Reproduce each line that includes the word "части".

**DATASET CONTENT:**
.....

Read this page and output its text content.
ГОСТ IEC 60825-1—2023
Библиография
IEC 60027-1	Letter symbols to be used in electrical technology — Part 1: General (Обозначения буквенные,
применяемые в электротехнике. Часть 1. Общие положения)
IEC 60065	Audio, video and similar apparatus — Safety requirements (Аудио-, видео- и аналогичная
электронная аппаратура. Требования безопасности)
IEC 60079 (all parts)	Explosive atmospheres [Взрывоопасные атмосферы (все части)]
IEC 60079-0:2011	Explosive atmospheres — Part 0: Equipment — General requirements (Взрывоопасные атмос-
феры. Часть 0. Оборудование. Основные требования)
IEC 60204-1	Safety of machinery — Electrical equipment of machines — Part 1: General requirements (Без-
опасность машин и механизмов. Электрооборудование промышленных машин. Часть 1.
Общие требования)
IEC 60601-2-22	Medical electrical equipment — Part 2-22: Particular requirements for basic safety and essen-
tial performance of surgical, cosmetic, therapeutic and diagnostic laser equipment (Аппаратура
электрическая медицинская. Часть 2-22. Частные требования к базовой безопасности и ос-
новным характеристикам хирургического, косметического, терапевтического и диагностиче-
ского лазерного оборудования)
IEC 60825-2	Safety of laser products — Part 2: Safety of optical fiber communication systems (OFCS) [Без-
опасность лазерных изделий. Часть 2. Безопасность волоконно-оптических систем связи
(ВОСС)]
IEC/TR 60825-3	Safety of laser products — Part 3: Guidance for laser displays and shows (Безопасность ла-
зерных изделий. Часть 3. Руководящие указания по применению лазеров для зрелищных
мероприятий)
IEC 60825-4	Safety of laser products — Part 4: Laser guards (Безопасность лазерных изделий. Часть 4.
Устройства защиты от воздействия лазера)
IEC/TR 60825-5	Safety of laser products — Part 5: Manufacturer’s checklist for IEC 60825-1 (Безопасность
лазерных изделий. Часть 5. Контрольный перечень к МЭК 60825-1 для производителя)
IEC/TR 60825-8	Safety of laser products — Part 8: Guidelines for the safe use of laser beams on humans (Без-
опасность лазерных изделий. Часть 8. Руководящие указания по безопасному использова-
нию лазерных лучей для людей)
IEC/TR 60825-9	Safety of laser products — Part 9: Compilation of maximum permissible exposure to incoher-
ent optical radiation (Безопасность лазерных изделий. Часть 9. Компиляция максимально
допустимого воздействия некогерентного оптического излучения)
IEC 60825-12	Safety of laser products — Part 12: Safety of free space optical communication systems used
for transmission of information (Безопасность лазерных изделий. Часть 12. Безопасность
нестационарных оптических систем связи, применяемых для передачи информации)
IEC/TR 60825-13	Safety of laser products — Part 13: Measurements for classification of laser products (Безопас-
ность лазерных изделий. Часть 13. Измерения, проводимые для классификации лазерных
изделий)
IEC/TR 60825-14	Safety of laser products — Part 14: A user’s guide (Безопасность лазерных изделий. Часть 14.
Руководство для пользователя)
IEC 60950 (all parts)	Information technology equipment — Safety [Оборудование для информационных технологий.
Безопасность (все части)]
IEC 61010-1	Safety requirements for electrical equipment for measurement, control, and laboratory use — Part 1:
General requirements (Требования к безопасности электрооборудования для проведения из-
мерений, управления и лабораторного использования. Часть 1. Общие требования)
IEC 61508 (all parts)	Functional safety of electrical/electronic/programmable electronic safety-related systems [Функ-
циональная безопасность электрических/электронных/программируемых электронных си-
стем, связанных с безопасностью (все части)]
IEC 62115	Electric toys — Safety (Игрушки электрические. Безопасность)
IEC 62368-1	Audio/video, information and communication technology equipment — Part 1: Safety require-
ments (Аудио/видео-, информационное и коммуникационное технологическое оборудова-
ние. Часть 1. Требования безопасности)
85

.....

**SOLUTION FOR THIS PROBLEM:**
IEC 60079 (all parts)	Explosive atmospheres [Взрывоопасные атмосферы (все части)]
Безопасность (все части)]
стем, связанных с безопасностью (все части)]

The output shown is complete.